PROBLEM: Pull out from the material below all lines with "ayant".

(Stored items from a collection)
※

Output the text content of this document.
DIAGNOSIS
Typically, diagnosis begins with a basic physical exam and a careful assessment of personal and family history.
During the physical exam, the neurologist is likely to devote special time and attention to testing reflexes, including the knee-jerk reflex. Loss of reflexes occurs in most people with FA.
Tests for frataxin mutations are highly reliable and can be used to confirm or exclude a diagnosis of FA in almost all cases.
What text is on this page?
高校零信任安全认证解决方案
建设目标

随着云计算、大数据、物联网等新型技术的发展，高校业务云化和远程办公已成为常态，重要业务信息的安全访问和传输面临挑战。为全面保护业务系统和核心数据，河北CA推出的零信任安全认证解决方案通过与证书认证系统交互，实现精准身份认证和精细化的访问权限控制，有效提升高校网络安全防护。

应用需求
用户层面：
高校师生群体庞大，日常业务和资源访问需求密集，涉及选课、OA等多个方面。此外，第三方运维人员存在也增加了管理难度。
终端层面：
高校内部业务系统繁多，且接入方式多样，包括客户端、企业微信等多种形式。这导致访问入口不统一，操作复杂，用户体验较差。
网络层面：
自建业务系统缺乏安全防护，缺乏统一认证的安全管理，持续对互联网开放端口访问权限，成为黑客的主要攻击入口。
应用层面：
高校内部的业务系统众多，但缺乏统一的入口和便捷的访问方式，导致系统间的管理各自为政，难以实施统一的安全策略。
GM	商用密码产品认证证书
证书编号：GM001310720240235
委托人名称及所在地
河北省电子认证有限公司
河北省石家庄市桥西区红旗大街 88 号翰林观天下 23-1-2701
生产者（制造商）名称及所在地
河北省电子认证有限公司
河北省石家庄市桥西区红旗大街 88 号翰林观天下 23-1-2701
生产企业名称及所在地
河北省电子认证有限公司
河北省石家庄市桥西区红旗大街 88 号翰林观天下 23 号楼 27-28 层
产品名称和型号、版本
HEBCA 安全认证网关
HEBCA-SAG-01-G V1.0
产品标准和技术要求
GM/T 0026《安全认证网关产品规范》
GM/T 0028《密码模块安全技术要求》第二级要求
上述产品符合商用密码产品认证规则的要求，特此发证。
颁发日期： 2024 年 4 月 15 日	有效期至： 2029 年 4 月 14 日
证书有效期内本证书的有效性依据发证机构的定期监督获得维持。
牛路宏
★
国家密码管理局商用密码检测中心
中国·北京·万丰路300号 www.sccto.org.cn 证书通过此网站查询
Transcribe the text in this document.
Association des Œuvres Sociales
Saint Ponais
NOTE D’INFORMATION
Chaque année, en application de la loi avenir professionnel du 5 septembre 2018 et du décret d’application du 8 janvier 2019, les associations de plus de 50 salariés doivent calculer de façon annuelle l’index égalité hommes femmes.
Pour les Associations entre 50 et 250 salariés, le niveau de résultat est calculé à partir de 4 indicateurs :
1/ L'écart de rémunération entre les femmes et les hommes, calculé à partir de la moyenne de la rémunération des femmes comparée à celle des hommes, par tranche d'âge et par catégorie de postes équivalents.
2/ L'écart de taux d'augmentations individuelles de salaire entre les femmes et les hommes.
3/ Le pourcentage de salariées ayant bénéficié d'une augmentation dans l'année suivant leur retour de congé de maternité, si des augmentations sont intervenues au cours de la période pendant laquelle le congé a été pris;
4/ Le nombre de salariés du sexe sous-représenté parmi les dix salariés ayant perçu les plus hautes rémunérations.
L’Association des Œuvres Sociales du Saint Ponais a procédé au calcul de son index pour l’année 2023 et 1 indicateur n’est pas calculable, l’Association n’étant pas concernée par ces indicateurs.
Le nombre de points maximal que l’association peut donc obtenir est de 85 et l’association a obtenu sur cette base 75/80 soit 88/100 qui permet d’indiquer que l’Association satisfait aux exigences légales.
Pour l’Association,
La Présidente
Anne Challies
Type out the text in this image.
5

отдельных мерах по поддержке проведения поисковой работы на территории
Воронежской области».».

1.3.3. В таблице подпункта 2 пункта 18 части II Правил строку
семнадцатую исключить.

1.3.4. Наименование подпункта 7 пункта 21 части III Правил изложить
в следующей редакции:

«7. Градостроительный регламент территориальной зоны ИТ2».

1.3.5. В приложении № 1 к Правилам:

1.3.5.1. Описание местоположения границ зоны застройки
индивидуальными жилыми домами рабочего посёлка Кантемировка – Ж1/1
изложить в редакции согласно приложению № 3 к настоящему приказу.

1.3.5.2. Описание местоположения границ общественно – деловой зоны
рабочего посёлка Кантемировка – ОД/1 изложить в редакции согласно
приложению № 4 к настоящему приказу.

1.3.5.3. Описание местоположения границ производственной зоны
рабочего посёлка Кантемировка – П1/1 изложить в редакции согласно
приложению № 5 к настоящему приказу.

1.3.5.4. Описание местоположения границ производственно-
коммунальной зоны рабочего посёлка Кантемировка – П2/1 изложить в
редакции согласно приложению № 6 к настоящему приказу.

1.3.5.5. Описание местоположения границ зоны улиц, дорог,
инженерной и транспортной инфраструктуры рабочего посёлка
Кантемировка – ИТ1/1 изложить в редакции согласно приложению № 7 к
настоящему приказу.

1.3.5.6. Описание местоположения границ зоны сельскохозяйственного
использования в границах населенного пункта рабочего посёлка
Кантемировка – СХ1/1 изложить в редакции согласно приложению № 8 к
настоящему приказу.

※

WRITTEN ANSWER:
3/ Le pourcentage de salariées ayant bénéficié d'une augmentation dans l'année suivant leur retour de congé de maternité, si des augmentations sont intervenues au cours de la période pendant laquelle le congé a été pris;
4/ Le nombre de salariés du sexe sous-représenté parmi les dix salariés ayant perçu les plus hautes rémunérations.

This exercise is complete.